__STATED EXERCISE__.
Take each line containing the word "opiekuna" and copy it.

__STORED RECORDS__.
== == ==
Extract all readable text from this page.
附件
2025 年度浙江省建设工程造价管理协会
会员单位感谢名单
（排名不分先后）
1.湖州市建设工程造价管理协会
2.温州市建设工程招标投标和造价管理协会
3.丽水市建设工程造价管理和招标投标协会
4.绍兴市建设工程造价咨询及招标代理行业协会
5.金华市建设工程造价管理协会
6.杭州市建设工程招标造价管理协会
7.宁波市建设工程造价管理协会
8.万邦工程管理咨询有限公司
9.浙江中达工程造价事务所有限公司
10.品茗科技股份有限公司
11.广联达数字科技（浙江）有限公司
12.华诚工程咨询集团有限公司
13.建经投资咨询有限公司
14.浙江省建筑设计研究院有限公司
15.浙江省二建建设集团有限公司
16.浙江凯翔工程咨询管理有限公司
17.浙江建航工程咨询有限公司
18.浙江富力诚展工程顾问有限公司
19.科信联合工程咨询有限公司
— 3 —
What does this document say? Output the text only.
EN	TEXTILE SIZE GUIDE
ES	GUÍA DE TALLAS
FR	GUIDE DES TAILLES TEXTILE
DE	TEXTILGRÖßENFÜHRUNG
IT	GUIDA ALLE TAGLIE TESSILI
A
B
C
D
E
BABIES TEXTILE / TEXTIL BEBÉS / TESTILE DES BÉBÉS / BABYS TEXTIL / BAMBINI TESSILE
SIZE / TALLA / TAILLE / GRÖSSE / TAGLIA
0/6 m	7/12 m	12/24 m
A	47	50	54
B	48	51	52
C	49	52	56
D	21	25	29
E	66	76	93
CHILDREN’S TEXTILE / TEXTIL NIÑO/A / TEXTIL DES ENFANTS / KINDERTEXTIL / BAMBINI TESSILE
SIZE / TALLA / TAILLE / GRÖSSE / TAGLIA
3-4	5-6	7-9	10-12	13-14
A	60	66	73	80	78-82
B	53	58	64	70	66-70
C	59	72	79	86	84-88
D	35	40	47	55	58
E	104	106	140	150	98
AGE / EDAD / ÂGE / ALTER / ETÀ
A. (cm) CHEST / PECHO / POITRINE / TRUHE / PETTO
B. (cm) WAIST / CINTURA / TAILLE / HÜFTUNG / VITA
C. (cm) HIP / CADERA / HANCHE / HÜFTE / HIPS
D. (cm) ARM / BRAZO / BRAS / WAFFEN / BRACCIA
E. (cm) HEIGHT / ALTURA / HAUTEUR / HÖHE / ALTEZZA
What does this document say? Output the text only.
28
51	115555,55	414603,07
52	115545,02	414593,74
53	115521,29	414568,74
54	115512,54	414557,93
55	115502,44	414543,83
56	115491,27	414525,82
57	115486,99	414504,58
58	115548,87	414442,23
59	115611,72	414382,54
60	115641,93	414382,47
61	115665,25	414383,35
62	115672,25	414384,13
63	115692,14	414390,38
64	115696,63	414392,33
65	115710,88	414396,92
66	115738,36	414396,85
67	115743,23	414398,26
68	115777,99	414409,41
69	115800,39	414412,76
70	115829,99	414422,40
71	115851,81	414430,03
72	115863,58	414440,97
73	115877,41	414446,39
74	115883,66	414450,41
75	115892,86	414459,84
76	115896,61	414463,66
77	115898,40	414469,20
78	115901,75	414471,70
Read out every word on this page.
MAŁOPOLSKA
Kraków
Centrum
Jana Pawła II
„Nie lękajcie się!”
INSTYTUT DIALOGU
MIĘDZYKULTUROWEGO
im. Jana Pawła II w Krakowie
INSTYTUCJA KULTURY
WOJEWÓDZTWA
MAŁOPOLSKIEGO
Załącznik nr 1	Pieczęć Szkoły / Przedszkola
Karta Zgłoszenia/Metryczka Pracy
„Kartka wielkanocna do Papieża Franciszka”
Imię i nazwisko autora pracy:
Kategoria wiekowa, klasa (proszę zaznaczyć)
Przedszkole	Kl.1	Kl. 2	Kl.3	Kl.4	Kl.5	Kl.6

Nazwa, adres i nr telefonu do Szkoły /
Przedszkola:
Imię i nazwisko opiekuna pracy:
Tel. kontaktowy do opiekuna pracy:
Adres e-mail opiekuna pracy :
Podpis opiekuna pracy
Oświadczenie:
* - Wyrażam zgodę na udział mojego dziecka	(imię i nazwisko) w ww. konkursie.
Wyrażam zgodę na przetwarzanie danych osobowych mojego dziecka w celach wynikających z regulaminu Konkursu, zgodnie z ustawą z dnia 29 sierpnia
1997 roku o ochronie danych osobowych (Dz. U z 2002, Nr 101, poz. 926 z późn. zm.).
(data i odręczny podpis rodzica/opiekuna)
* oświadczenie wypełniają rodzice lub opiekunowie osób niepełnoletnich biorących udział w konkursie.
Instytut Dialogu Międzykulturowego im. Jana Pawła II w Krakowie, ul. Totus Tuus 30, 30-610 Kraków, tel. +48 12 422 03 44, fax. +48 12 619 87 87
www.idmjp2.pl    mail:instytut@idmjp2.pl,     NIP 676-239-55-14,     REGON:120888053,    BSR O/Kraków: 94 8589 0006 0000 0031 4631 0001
== == ==
__RESULT OF THIS TASK__.
Imię i nazwisko opiekuna pracy:
Tel. kontaktowy do opiekuna pracy:
Adres e-mail opiekuna pracy :
Podpis opiekuna pracy
(data i odręczny podpis rodzica/opiekuna)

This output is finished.